▸ To be done
Below is a block of records. Copy every line in it that contains the word "Artificial".

▸ Input
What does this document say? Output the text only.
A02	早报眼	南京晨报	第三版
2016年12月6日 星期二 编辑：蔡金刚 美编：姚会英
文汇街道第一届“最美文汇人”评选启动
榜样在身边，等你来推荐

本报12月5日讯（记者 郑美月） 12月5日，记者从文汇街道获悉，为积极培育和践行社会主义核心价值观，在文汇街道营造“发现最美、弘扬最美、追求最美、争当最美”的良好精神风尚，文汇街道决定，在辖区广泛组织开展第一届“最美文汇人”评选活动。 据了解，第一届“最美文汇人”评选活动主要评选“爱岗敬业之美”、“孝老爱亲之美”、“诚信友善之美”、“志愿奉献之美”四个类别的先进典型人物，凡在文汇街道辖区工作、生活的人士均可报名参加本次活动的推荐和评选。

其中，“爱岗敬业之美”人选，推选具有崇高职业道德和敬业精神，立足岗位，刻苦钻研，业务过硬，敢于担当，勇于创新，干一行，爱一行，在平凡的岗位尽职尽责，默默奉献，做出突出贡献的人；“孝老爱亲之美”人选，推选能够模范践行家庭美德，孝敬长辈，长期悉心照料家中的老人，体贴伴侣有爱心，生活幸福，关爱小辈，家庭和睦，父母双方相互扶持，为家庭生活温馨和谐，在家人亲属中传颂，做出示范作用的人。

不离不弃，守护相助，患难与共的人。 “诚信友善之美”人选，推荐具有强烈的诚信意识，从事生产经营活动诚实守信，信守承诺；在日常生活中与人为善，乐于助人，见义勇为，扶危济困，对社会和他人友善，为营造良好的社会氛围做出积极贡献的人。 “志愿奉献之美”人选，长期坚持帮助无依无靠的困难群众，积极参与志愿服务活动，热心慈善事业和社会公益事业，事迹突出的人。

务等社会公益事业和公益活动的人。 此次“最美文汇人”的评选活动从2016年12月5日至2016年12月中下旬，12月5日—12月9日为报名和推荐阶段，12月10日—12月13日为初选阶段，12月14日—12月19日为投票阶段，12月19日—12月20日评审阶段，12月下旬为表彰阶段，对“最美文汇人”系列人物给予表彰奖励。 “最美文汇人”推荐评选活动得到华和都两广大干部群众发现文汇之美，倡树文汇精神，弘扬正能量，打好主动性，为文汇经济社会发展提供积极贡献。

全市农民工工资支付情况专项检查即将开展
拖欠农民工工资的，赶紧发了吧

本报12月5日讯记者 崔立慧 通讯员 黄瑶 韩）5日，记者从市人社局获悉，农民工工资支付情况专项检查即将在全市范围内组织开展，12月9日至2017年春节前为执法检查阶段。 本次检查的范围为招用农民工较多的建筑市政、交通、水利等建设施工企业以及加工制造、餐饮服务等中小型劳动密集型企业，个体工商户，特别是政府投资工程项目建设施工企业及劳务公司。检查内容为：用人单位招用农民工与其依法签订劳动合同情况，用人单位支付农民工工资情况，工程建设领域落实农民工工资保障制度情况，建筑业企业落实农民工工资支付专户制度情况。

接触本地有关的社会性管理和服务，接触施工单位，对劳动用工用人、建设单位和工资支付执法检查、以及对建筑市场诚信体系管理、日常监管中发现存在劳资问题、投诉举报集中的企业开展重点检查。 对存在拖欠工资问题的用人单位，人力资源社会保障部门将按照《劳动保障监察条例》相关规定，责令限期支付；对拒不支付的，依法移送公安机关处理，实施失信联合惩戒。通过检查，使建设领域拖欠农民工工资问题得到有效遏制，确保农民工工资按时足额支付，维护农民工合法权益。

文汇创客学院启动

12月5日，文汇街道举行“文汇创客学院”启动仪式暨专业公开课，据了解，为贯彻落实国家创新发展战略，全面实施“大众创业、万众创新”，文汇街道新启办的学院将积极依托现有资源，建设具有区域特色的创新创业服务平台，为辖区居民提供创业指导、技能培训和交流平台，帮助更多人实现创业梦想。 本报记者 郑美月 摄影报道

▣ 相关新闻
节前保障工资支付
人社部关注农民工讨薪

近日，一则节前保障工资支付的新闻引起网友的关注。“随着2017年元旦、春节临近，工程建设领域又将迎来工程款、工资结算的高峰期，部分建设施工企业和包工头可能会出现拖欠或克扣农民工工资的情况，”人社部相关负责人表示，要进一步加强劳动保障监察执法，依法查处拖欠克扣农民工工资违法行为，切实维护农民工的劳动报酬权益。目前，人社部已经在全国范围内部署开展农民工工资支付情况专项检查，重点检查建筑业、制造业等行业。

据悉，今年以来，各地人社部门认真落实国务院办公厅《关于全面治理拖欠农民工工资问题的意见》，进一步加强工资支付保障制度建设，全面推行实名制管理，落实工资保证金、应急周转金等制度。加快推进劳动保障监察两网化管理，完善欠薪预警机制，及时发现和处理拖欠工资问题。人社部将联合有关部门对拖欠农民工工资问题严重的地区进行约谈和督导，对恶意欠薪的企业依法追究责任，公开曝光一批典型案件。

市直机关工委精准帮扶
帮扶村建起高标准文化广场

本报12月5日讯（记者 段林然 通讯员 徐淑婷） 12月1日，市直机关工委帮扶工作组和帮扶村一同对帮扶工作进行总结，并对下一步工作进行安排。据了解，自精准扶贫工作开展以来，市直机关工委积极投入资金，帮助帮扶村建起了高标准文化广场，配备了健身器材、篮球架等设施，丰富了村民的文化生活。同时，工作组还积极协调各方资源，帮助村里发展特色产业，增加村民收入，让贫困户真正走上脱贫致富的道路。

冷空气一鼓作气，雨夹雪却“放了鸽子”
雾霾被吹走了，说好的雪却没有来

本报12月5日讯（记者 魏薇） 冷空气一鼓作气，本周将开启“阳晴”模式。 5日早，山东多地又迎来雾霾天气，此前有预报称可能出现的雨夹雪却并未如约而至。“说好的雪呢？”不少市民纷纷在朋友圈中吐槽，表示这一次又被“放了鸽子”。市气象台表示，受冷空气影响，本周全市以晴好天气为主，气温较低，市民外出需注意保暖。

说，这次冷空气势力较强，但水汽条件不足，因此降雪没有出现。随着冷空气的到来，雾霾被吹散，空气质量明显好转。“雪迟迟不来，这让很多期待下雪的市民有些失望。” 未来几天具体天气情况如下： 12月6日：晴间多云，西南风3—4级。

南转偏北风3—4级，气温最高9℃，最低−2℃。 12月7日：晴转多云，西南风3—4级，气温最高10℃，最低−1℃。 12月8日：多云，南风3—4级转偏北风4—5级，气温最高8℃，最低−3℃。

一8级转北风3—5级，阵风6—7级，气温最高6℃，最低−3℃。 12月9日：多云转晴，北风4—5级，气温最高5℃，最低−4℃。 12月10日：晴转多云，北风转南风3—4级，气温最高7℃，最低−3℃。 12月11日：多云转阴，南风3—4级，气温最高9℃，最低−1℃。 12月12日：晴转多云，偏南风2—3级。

---

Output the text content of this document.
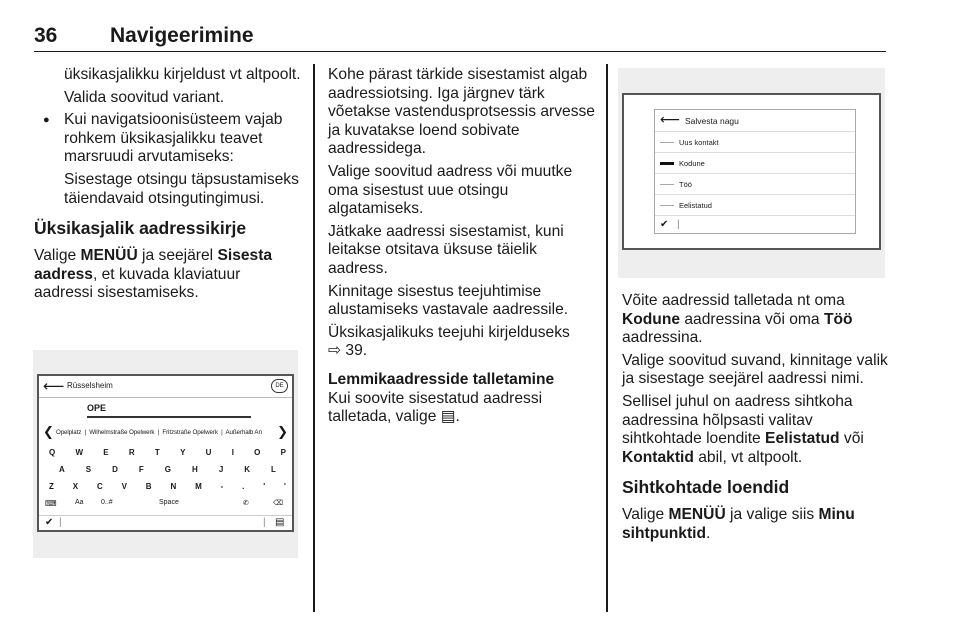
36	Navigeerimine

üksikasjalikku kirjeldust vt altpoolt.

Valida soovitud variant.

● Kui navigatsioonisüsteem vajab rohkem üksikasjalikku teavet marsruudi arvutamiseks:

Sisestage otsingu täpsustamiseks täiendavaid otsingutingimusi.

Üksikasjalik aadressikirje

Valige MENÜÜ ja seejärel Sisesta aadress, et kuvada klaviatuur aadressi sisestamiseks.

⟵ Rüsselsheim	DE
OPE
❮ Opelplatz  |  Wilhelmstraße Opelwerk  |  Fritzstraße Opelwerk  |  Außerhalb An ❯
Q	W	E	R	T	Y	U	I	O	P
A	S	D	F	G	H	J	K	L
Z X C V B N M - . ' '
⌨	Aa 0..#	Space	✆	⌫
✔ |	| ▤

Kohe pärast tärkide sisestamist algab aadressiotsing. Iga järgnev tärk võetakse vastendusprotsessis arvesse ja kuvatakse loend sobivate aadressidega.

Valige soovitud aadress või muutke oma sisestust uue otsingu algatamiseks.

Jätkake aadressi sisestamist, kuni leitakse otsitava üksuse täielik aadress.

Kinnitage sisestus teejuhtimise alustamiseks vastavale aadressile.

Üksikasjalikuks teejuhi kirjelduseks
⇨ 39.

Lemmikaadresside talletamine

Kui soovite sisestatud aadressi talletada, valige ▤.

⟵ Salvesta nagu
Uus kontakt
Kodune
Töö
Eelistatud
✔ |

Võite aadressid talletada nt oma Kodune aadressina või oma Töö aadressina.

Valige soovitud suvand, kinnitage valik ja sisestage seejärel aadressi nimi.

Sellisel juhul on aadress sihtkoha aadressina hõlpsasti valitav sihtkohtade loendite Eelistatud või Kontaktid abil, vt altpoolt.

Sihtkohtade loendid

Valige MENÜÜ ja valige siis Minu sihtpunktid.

--

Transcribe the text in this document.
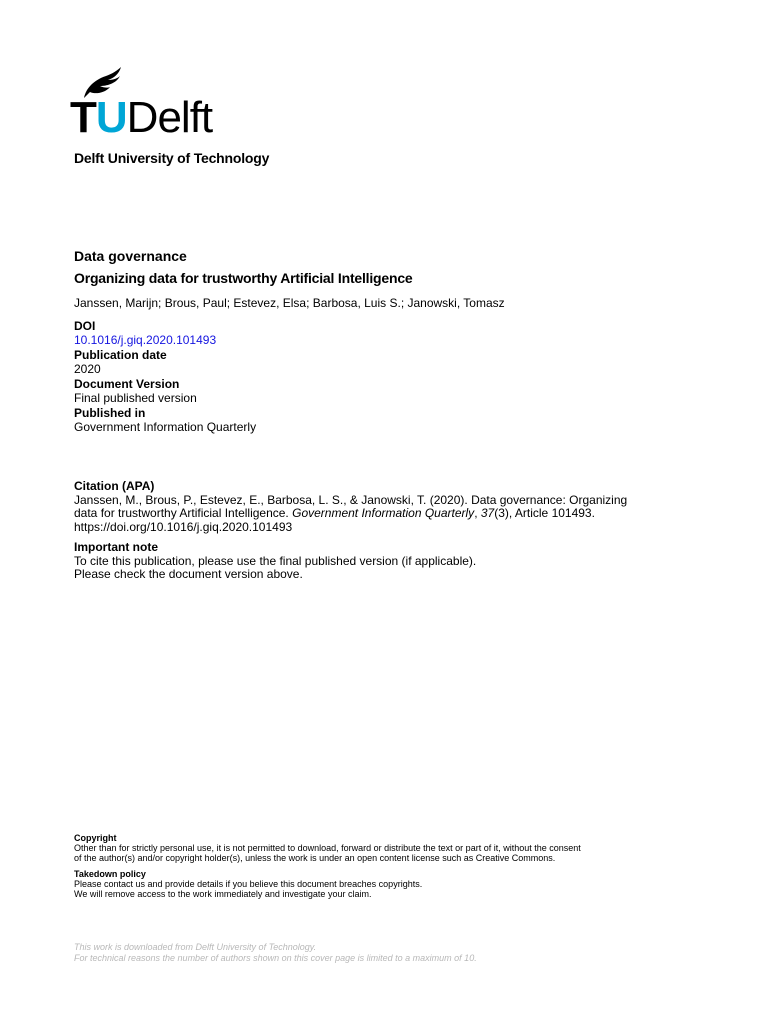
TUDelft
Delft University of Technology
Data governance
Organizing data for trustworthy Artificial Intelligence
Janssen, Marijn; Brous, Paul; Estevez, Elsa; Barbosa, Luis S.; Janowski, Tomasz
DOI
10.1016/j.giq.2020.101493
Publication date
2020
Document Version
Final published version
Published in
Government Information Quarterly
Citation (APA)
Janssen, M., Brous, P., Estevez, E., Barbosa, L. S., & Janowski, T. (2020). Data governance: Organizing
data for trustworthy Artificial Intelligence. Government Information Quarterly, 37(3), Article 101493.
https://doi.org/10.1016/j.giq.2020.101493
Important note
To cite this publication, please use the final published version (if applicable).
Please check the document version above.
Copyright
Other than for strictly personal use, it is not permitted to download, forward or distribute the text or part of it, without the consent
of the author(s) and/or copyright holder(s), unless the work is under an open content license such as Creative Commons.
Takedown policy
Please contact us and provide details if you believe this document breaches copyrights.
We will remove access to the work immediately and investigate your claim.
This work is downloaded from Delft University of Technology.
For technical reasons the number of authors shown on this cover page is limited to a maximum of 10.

▸ Solution below
Organizing data for trustworthy Artificial Intelligence
data for trustworthy Artificial Intelligence. Government Information Quarterly, 37(3), Article 101493.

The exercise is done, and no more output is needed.